*СПИСОК ЗАПИСЕЙ:*
════

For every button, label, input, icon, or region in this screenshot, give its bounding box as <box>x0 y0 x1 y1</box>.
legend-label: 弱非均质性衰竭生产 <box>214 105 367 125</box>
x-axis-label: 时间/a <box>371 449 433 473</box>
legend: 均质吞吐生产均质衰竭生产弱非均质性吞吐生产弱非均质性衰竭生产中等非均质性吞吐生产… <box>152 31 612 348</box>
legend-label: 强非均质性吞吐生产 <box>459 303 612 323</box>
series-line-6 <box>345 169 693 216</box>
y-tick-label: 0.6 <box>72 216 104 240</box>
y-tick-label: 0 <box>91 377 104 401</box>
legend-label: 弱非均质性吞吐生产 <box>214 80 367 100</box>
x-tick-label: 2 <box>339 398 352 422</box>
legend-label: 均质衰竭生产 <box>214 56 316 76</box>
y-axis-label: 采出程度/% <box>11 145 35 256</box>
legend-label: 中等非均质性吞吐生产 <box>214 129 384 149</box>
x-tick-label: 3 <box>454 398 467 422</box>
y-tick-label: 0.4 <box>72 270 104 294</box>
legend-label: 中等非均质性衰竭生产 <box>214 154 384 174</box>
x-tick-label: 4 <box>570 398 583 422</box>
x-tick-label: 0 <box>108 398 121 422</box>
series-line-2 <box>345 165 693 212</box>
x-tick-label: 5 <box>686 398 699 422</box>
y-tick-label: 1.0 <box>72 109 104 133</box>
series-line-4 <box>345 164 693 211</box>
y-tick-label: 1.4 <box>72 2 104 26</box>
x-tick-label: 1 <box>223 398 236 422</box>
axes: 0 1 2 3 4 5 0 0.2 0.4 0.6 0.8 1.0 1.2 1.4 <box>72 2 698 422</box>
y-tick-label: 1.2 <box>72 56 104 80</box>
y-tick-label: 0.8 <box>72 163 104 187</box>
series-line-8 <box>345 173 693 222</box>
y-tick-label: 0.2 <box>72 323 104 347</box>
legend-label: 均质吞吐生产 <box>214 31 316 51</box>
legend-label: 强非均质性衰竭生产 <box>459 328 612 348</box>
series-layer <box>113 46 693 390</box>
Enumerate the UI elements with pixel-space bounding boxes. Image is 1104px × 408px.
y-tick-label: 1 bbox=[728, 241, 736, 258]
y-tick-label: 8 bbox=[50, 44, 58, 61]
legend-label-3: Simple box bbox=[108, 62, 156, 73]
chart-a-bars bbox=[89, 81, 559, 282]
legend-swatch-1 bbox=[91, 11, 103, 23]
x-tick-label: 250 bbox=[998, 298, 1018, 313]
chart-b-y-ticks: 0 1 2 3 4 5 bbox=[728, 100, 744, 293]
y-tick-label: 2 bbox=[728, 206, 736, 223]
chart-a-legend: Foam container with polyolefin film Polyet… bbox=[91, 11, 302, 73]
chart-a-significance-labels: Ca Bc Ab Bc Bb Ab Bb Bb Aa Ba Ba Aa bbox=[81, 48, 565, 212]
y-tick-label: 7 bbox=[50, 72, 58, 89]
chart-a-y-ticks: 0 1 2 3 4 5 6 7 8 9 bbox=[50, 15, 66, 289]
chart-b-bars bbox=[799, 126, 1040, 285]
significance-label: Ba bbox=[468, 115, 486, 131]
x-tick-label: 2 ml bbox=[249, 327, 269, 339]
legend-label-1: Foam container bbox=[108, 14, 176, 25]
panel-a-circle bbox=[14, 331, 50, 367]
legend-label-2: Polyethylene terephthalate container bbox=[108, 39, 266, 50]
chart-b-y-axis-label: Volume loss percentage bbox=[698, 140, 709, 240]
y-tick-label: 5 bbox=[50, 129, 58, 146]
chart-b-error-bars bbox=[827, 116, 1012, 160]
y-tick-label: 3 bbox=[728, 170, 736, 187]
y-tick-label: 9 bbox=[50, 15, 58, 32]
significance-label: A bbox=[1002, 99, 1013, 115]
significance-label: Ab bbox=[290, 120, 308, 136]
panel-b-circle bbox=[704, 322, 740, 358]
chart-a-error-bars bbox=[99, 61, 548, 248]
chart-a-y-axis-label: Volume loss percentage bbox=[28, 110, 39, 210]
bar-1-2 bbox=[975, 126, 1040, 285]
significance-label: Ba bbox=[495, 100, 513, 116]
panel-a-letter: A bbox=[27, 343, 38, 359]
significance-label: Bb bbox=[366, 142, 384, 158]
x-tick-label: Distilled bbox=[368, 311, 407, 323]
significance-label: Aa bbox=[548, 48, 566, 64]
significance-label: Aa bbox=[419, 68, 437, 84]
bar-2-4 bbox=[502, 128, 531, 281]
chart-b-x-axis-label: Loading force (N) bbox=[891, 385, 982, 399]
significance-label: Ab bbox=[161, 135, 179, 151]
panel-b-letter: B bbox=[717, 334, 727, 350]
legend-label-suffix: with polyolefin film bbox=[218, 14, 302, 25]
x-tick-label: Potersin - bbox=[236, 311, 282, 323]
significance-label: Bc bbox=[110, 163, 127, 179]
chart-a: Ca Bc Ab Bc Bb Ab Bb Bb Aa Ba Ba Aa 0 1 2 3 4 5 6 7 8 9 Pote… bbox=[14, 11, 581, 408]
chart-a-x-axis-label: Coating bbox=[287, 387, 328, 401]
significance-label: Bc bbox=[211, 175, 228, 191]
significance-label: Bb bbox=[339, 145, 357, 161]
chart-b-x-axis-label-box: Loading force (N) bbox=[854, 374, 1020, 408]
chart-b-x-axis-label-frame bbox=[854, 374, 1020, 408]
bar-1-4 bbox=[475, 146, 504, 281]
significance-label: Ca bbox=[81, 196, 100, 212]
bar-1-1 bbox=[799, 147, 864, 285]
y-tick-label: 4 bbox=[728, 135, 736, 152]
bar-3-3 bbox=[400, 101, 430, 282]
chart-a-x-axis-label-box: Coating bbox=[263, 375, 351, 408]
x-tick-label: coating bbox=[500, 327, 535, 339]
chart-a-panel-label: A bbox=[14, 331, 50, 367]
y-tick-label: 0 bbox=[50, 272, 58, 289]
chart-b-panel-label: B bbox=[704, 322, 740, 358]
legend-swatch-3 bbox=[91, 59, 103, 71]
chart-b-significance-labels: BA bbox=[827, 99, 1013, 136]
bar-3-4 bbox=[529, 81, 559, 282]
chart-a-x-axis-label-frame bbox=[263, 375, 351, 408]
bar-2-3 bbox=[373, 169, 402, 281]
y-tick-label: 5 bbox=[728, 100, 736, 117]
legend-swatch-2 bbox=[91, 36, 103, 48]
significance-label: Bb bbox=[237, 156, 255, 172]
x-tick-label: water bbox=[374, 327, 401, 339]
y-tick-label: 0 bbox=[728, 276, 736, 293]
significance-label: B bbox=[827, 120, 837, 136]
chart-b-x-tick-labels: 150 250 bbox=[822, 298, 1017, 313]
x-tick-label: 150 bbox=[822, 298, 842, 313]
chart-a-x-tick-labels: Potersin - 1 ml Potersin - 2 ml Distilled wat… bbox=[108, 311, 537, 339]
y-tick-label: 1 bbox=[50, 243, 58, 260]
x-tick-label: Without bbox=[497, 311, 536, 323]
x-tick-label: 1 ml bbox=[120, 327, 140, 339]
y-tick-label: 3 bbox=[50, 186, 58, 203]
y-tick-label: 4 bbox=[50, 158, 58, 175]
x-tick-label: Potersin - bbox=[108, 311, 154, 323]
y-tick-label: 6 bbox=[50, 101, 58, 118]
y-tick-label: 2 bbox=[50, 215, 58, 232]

════

*ЗАДАНИЕ:*
Занесите все строки приведенного выше материала в JSON-список строк, по одному элементу списка на каждую строку. Пустые строки не включайте.

*РЕЗУЛЬТАТ:*
[
  "For every button, label, input, icon, or region in this screenshot, give its bounding box as <box>x0 y0 x1 y1</box>.",
  "legend-label: 弱非均质性衰竭生产 <box>214 105 367 125</box>",
  "x-axis-label: 时间/a <box>371 449 433 473</box>",
  "legend: 均质吞吐生产均质衰竭生产弱非均质性吞吐生产弱非均质性衰竭生产中等非均质性吞吐生产… <box>152 31 612 348</box>",
  "legend-label: 强非均质性吞吐生产 <box>459 303 612 323</box>",
  "series-line-6 <box>345 169 693 216</box>",
  "y-tick-label: 0.6 <box>72 216 104 240</box>",
  "y-tick-label: 0 <box>91 377 104 401</box>",
  "legend-label: 弱非均质性吞吐生产 <box>214 80 367 100</box>",
  "x-tick-label: 2 <box>339 398 352 422</box>",
  "legend-label: 均质衰竭生产 <box>214 56 316 76</box>",
  "y-axis-label: 采出程度/% <box>11 145 35 256</box>",
  "legend-label: 中等非均质性吞吐生产 <box>214 129 384 149</box>",
  "x-tick-label: 3 <box>454 398 467 422</box>",
  "y-tick-label: 0.4 <box>72 270 104 294</box>",
  "legend-label: 中等非均质性衰竭生产 <box>214 154 384 174</box>",
  "x-tick-label: 4 <box>570 398 583 422</box>",
  "x-tick-label: 0 <box>108 398 121 422</box>",
  "series-line-2 <box>345 165 693 212</box>",
  "x-tick-label: 5 <box>686 398 699 422</box>",
  "y-tick-label: 1.0 <box>72 109 104 133</box>",
  "series-line-4 <box>345 164 693 211</box>",
  "y-tick-label: 1.4 <box>72 2 104 26</box>",
  "x-tick-label: 1 <box>223 398 236 422</box>",
  "axes: 0 1 2 3 4 5 0 0.2 0.4 0.6 0.8 1.0 1.2 1.4 <box>72 2 698 422</box>",
  "y-tick-label: 1.2 <box>72 56 104 80</box>",
  "y-tick-label: 0.8 <box>72 163 104 187</box>",
  "series-line-8 <box>345 173 693 222</box>",
  "y-tick-label: 0.2 <box>72 323 104 347</box>",
  "legend-label: 均质吞吐生产 <box>214 31 316 51</box>",
  "legend-label: 强非均质性衰竭生产 <box>459 328 612 348</box>",
  "series-layer <box>113 46 693 390</box>",
  "Enumerate the UI elements with pixel-space bounding boxes. Image is 1104px × 408px.",
  "y-tick-label: 1 bbox=[728, 241, 736, 258]",
  "y-tick-label: 8 bbox=[50, 44, 58, 61]",
  "legend-label-3: Simple box bbox=[108, 62, 156, 73]",
  "chart-a-bars bbox=[89, 81, 559, 282]",
  "legend-swatch-1 bbox=[91, 11, 103, 23]",
  "x-tick-label: 250 bbox=[998, 298, 1018, 313]",
  "chart-b-y-ticks: 0 1 2 3 4 5 bbox=[728, 100, 744, 293]",
  "y-tick-label: 2 bbox=[728, 206, 736, 223]",
  "chart-a-legend: Foam container with polyolefin film Polyet… bbox=[91, 11, 302, 73]",
  "chart-a-significance-labels: Ca Bc Ab Bc Bb Ab Bb Bb Aa Ba Ba Aa bbox=[81, 48, 565, 212]",
  "y-tick-label: 7 bbox=[50, 72, 58, 89]",
  "chart-a-y-ticks: 0 1 2 3 4 5 6 7 8 9 bbox=[50, 15, 66, 289]",
  "chart-b-bars bbox=[799, 126, 1040, 285]",
  "significance-label: Ba bbox=[468, 115, 486, 131]",
  "x-tick-label: 2 ml bbox=[249, 327, 269, 339]",
  "legend-label-1: Foam container bbox=[108, 14, 176, 25]",
  "panel-a-circle bbox=[14, 331, 50, 367]",
  "legend-label-2: Polyethylene terephthalate container bbox=[108, 39, 266, 50]",
  "chart-b-y-axis-label: Volume loss percentage bbox=[698, 140, 709, 240]",
  "y-tick-label: 5 bbox=[50, 129, 58, 146]",
  "chart-b-error-bars bbox=[827, 116, 1012, 160]",
  "y-tick-label: 3 bbox=[728, 170, 736, 187]",
  "y-tick-label: 9 bbox=[50, 15, 58, 32]",
  "significance-label: A bbox=[1002, 99, 1013, 115]",
  "significance-label: Ab bbox=[290, 120, 308, 136]",
  "panel-b-circle bbox=[704, 322, 740, 358]",
  "chart-a-error-bars bbox=[99, 61, 548, 248]",
  "chart-a-y-axis-label: Volume loss percentage bbox=[28, 110, 39, 210]",
  "bar-1-2 bbox=[975, 126, 1040, 285]",
  "significance-label: Ba bbox=[495, 100, 513, 116]",
  "panel-a-letter: A bbox=[27, 343, 38, 359]",
  "significance-label: Bb bbox=[366, 142, 384, 158]",
  "x-tick-label: Distilled bbox=[368, 311, 407, 323]",
  "significance-label: Aa bbox=[548, 48, 566, 64]",
  "significance-label: Aa bbox=[419, 68, 437, 84]",
  "bar-2-4 bbox=[502, 128, 531, 281]",
  "chart-b-x-axis-label: Loading force (N) bbox=[891, 385, 982, 399]",
  "significance-label: Ab bbox=[161, 135, 179, 151]",
  "panel-b-letter: B bbox=[717, 334, 727, 350]",
  "legend-label-suffix: with polyolefin film bbox=[218, 14, 302, 25]",
  "x-tick-label: Potersin - bbox=[236, 311, 282, 323]",
  "significance-label: Bc bbox=[110, 163, 127, 179]",
  "chart-a: Ca Bc Ab Bc Bb Ab Bb Bb Aa Ba Ba Aa 0 1 2 3 4 5 6 7 8 9 Pote… bbox=[14, 11, 581, 408]",
  "chart-a-x-axis-label: Coating bbox=[287, 387, 328, 401]",
  "significance-label: Bc bbox=[211, 175, 228, 191]",
  "significance-label: Bb bbox=[339, 145, 357, 161]",
  "chart-b-x-axis-label-box: Loading force (N) bbox=[854, 374, 1020, 408]",
  "chart-b-x-axis-label-frame bbox=[854, 374, 1020, 408]",
  "bar-1-4 bbox=[475, 146, 504, 281]",
  "significance-label: Ca bbox=[81, 196, 100, 212]",
  "bar-1-1 bbox=[799, 147, 864, 285]",
  "y-tick-label: 4 bbox=[728, 135, 736, 152]",
  "bar-3-3 bbox=[400, 101, 430, 282]",
  "chart-a-x-axis-label-box: Coating bbox=[263, 375, 351, 408]",
  "x-tick-label: coating bbox=[500, 327, 535, 339]",
  "chart-a-panel-label: A bbox=[14, 331, 50, 367]",
  "y-tick-label: 0 bbox=[50, 272, 58, 289]",
  "chart-b-panel-label: B bbox=[704, 322, 740, 358]",
  "legend-swatch-3 bbox=[91, 59, 103, 71]",
  "chart-b-significance-labels: BA bbox=[827, 99, 1013, 136]",
  "bar-3-4 bbox=[529, 81, 559, 282]",
  "chart-a-x-axis-label-frame bbox=[263, 375, 351, 408]",
  "bar-2-3 bbox=[373, 169, 402, 281]",
  "y-tick-label: 5 bbox=[728, 100, 736, 117]",
  "legend-swatch-2 bbox=[91, 36, 103, 48]",
  "significance-label: Bb bbox=[237, 156, 255, 172]",
  "x-tick-label: water bbox=[374, 327, 401, 339]",
  "y-tick-label: 0 bbox=[728, 276, 736, 293]",
  "significance-label: B bbox=[827, 120, 837, 136]",
  "chart-b-x-tick-labels: 150 250 bbox=[822, 298, 1017, 313]",
  "x-tick-label: 150 bbox=[822, 298, 842, 313]",
  "chart-a-x-tick-labels: Potersin - 1 ml Potersin - 2 ml Distilled wat… bbox=[108, 311, 537, 339]",
  "y-tick-label: 1 bbox=[50, 243, 58, 260]",
  "x-tick-label: Without bbox=[497, 311, 536, 323]",
  "x-tick-label: 1 ml bbox=[120, 327, 140, 339]",
  "y-tick-label: 3 bbox=[50, 186, 58, 203]",
  "y-tick-label: 4 bbox=[50, 158, 58, 175]",
  "x-tick-label: Potersin - bbox=[108, 311, 154, 323]",
  "y-tick-label: 6 bbox=[50, 101, 58, 118]",
  "y-tick-label: 2 bbox=[50, 215, 58, 232]"
]